→ **Written problem**
Transcribe every entry below word for word, but skip the pictures.

(Saved entries)
* * * * * * *
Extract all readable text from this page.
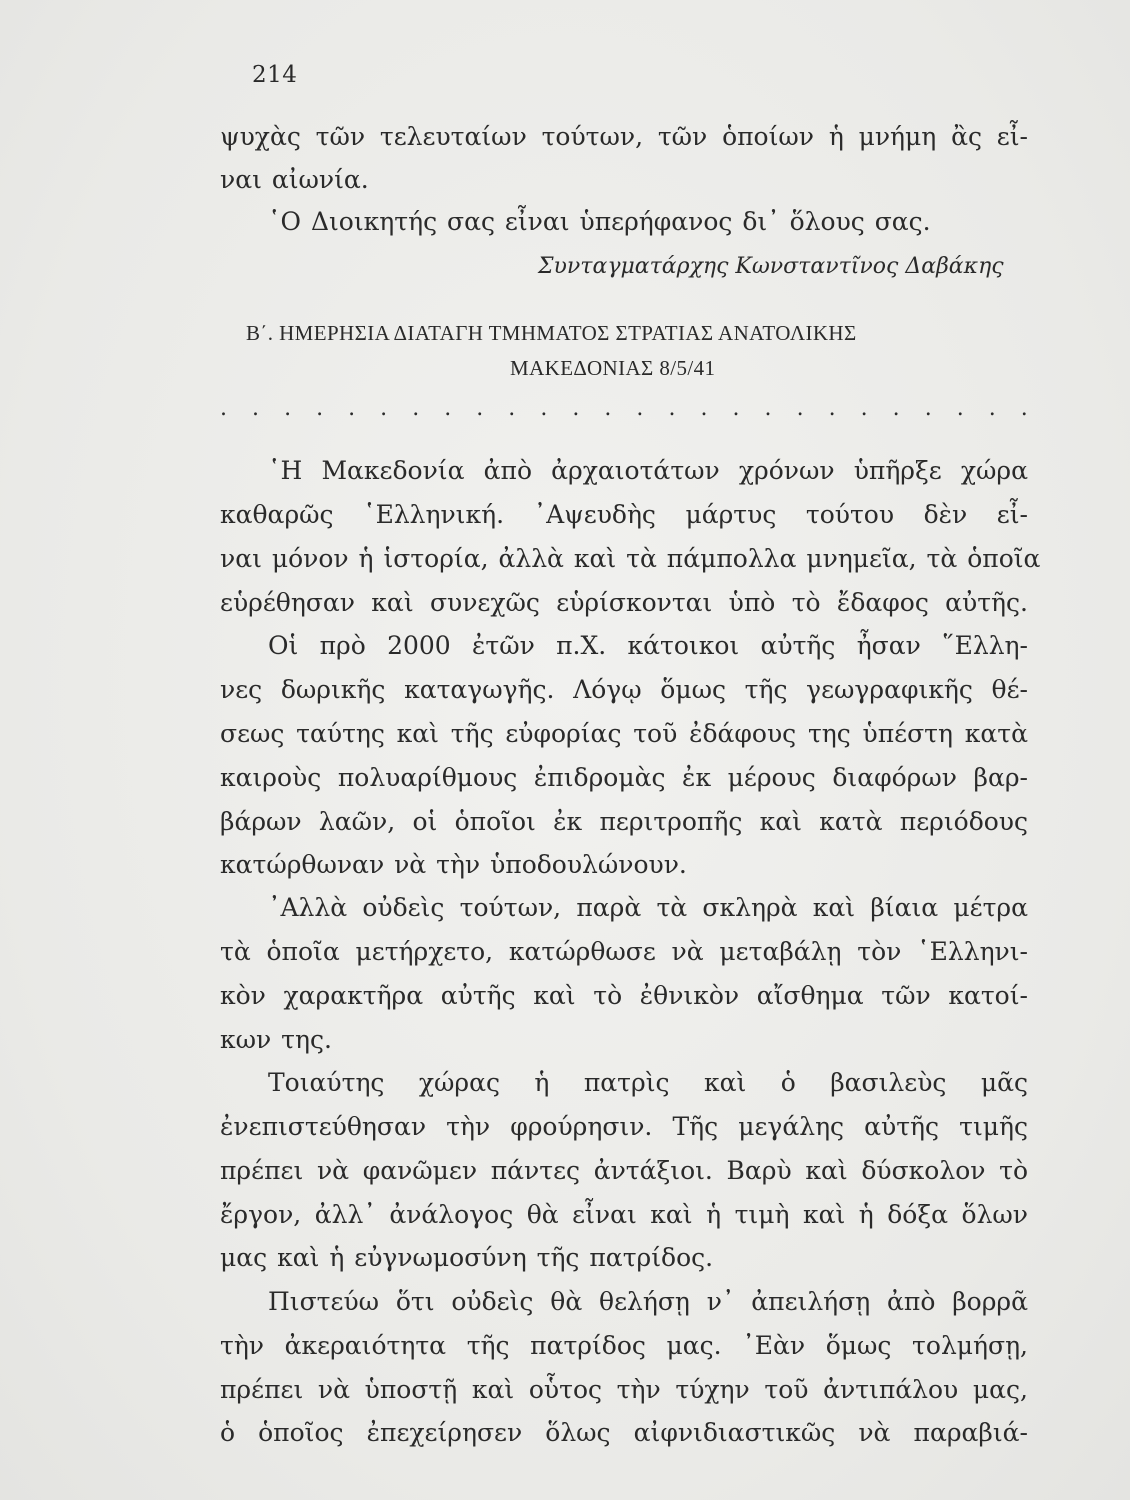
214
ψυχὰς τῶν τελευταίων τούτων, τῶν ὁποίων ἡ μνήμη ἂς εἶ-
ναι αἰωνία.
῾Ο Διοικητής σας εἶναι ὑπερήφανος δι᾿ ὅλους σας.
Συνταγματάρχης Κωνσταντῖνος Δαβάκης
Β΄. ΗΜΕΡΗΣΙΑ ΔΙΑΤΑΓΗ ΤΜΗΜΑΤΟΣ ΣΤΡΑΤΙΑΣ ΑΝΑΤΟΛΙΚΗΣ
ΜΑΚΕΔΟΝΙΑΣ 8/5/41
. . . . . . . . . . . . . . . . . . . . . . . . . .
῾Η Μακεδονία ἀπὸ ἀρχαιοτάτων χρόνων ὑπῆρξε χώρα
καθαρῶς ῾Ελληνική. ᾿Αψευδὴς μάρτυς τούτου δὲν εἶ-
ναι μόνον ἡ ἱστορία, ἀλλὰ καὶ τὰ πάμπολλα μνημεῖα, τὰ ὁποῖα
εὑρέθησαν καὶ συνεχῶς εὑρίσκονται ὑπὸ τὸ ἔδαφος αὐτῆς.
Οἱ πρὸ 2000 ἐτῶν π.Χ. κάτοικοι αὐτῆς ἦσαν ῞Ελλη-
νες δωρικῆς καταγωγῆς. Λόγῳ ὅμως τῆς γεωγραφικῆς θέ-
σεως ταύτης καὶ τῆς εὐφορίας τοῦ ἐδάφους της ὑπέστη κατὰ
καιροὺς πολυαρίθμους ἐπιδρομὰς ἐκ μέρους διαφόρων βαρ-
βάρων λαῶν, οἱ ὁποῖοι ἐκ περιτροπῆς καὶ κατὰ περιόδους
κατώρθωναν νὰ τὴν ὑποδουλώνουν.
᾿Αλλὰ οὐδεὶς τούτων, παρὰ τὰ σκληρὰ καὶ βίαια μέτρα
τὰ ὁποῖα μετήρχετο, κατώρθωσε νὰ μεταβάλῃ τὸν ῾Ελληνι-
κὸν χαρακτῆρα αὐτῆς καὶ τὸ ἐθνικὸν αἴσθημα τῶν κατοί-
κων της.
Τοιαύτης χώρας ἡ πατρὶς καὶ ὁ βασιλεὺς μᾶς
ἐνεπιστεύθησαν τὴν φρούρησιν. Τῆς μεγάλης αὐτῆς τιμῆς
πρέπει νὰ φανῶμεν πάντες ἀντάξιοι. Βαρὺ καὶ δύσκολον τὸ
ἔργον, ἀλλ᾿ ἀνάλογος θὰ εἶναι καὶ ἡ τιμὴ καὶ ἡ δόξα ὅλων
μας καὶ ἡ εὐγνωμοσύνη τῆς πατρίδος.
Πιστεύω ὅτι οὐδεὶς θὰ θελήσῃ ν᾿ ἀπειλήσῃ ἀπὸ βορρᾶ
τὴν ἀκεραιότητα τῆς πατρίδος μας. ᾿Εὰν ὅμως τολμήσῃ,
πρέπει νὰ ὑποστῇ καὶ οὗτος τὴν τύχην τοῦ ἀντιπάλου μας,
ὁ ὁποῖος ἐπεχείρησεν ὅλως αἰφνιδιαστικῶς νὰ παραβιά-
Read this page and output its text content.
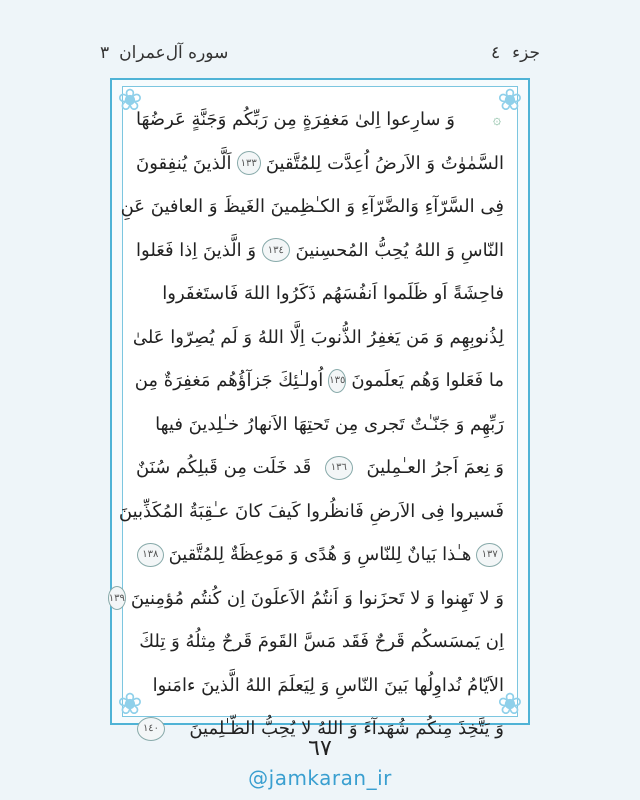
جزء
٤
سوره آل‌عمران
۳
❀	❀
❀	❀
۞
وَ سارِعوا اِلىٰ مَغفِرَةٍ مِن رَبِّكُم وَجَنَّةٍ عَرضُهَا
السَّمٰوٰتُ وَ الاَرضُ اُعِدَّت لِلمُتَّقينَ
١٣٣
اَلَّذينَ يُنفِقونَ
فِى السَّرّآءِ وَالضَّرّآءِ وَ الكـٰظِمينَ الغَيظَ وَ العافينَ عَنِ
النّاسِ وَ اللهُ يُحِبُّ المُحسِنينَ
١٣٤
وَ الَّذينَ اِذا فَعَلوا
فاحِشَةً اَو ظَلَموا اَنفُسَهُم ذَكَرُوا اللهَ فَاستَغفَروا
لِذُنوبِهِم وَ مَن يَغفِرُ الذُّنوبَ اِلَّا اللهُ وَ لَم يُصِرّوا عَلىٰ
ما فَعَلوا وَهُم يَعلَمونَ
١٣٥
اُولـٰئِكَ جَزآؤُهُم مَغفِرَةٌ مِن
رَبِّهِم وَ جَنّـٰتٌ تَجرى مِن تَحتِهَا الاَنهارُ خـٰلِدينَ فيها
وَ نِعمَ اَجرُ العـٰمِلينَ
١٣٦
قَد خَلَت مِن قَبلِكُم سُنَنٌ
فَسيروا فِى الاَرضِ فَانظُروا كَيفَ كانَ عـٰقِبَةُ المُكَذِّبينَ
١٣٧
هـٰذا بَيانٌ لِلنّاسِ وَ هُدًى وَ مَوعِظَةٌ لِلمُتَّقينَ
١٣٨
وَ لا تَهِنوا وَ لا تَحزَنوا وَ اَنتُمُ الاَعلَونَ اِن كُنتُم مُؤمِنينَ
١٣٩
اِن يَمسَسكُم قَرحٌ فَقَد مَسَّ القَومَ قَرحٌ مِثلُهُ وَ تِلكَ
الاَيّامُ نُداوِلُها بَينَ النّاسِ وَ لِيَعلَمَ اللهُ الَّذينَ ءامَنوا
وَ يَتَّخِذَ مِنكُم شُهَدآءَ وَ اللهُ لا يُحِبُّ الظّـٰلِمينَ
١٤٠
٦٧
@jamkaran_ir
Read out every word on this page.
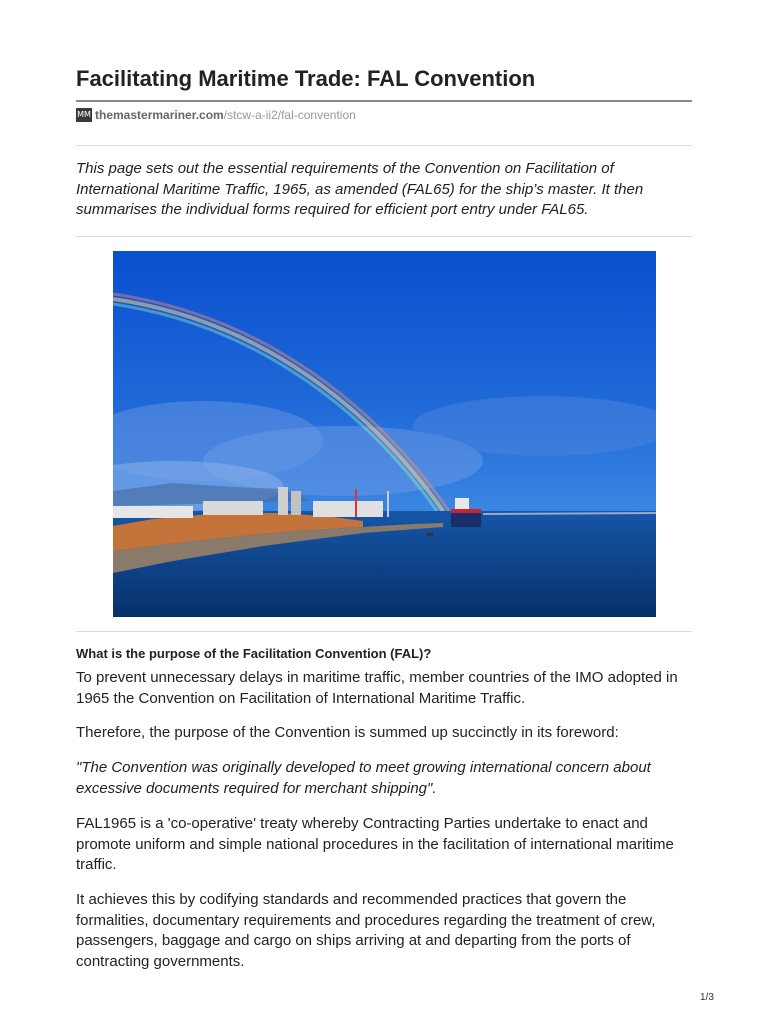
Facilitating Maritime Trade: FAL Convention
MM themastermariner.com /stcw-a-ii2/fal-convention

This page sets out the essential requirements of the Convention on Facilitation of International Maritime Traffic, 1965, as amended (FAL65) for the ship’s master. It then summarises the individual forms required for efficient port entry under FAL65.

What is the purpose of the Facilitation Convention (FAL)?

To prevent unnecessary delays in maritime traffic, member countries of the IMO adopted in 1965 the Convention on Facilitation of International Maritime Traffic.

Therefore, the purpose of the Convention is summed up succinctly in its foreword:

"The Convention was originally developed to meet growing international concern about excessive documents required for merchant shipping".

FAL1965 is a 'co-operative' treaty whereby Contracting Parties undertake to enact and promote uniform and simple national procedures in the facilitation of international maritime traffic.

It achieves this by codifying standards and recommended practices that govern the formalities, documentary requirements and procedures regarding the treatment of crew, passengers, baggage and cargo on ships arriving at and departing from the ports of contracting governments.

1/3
* * * * * * *
→ **Solution to this exercise**
Extract all readable text from this page.
214
ψυχὰς τῶν τελευταίων τούτων, τῶν ὁποίων ἡ μνήμη ἂς εἶ-
ναι αἰωνία.
῾Ο Διοικητής σας εἶναι ὑπερήφανος δι᾿ ὅλους σας.
Συνταγματάρχης Κωνσταντῖνος Δαβάκης
Β΄. ΗΜΕΡΗΣΙΑ ΔΙΑΤΑΓΗ ΤΜΗΜΑΤΟΣ ΣΤΡΑΤΙΑΣ ΑΝΑΤΟΛΙΚΗΣ
ΜΑΚΕΔΟΝΙΑΣ 8/5/41
. . . . . . . . . . . . . . . . . . . . . . . . . .
῾Η Μακεδονία ἀπὸ ἀρχαιοτάτων χρόνων ὑπῆρξε χώρα
καθαρῶς ῾Ελληνική. ᾿Αψευδὴς μάρτυς τούτου δὲν εἶ-
ναι μόνον ἡ ἱστορία, ἀλλὰ καὶ τὰ πάμπολλα μνημεῖα, τὰ ὁποῖα
εὑρέθησαν καὶ συνεχῶς εὑρίσκονται ὑπὸ τὸ ἔδαφος αὐτῆς.
Οἱ πρὸ 2000 ἐτῶν π.Χ. κάτοικοι αὐτῆς ἦσαν ῞Ελλη-
νες δωρικῆς καταγωγῆς. Λόγῳ ὅμως τῆς γεωγραφικῆς θέ-
σεως ταύτης καὶ τῆς εὐφορίας τοῦ ἐδάφους της ὑπέστη κατὰ
καιροὺς πολυαρίθμους ἐπιδρομὰς ἐκ μέρους διαφόρων βαρ-
βάρων λαῶν, οἱ ὁποῖοι ἐκ περιτροπῆς καὶ κατὰ περιόδους
κατώρθωναν νὰ τὴν ὑποδουλώνουν.
᾿Αλλὰ οὐδεὶς τούτων, παρὰ τὰ σκληρὰ καὶ βίαια μέτρα
τὰ ὁποῖα μετήρχετο, κατώρθωσε νὰ μεταβάλῃ τὸν ῾Ελληνι-
κὸν χαρακτῆρα αὐτῆς καὶ τὸ ἐθνικὸν αἴσθημα τῶν κατοί-
κων της.
Τοιαύτης χώρας ἡ πατρὶς καὶ ὁ βασιλεὺς μᾶς
ἐνεπιστεύθησαν τὴν φρούρησιν. Τῆς μεγάλης αὐτῆς τιμῆς
πρέπει νὰ φανῶμεν πάντες ἀντάξιοι. Βαρὺ καὶ δύσκολον τὸ
ἔργον, ἀλλ᾿ ἀνάλογος θὰ εἶναι καὶ ἡ τιμὴ καὶ ἡ δόξα ὅλων
μας καὶ ἡ εὐγνωμοσύνη τῆς πατρίδος.
Πιστεύω ὅτι οὐδεὶς θὰ θελήσῃ ν᾿ ἀπειλήσῃ ἀπὸ βορρᾶ
τὴν ἀκεραιότητα τῆς πατρίδος μας. ᾿Εὰν ὅμως τολμήσῃ,
πρέπει νὰ ὑποστῇ καὶ οὗτος τὴν τύχην τοῦ ἀντιπάλου μας,
ὁ ὁποῖος ἐπεχείρησεν ὅλως αἰφνιδιαστικῶς νὰ παραβιά-
Read this page and output its text content.
جزء
٤
سوره آل‌عمران
۳
❀	❀
❀	❀
۞
وَ سارِعوا اِلىٰ مَغفِرَةٍ مِن رَبِّكُم وَجَنَّةٍ عَرضُهَا
السَّمٰوٰتُ وَ الاَرضُ اُعِدَّت لِلمُتَّقينَ
١٣٣
اَلَّذينَ يُنفِقونَ
فِى السَّرّآءِ وَالضَّرّآءِ وَ الكـٰظِمينَ الغَيظَ وَ العافينَ عَنِ
النّاسِ وَ اللهُ يُحِبُّ المُحسِنينَ
١٣٤
وَ الَّذينَ اِذا فَعَلوا
فاحِشَةً اَو ظَلَموا اَنفُسَهُم ذَكَرُوا اللهَ فَاستَغفَروا
لِذُنوبِهِم وَ مَن يَغفِرُ الذُّنوبَ اِلَّا اللهُ وَ لَم يُصِرّوا عَلىٰ
ما فَعَلوا وَهُم يَعلَمونَ
١٣٥
اُولـٰئِكَ جَزآؤُهُم مَغفِرَةٌ مِن
رَبِّهِم وَ جَنّـٰتٌ تَجرى مِن تَحتِهَا الاَنهارُ خـٰلِدينَ فيها
وَ نِعمَ اَجرُ العـٰمِلينَ
١٣٦
قَد خَلَت مِن قَبلِكُم سُنَنٌ
فَسيروا فِى الاَرضِ فَانظُروا كَيفَ كانَ عـٰقِبَةُ المُكَذِّبينَ
١٣٧
هـٰذا بَيانٌ لِلنّاسِ وَ هُدًى وَ مَوعِظَةٌ لِلمُتَّقينَ
١٣٨
وَ لا تَهِنوا وَ لا تَحزَنوا وَ اَنتُمُ الاَعلَونَ اِن كُنتُم مُؤمِنينَ
١٣٩
اِن يَمسَسكُم قَرحٌ فَقَد مَسَّ القَومَ قَرحٌ مِثلُهُ وَ تِلكَ
الاَيّامُ نُداوِلُها بَينَ النّاسِ وَ لِيَعلَمَ اللهُ الَّذينَ ءامَنوا
وَ يَتَّخِذَ مِنكُم شُهَدآءَ وَ اللهُ لا يُحِبُّ الظّـٰلِمينَ
١٤٠
٦٧
@jamkaran_ir
Read out every word on this page.
Facilitating Maritime Trade: FAL Convention
MM themastermariner.com /stcw-a-ii2/fal-convention

This page sets out the essential requirements of the Convention on Facilitation of International Maritime Traffic, 1965, as amended (FAL65) for the ship’s master. It then summarises the individual forms required for efficient port entry under FAL65.

What is the purpose of the Facilitation Convention (FAL)?

To prevent unnecessary delays in maritime traffic, member countries of the IMO adopted in 1965 the Convention on Facilitation of International Maritime Traffic.

Therefore, the purpose of the Convention is summed up succinctly in its foreword:

"The Convention was originally developed to meet growing international concern about excessive documents required for merchant shipping".

FAL1965 is a 'co-operative' treaty whereby Contracting Parties undertake to enact and promote uniform and simple national procedures in the facilitation of international maritime traffic.

It achieves this by codifying standards and recommended practices that govern the formalities, documentary requirements and procedures regarding the treatment of crew, passengers, baggage and cargo on ships arriving at and departing from the ports of contracting governments.

1/3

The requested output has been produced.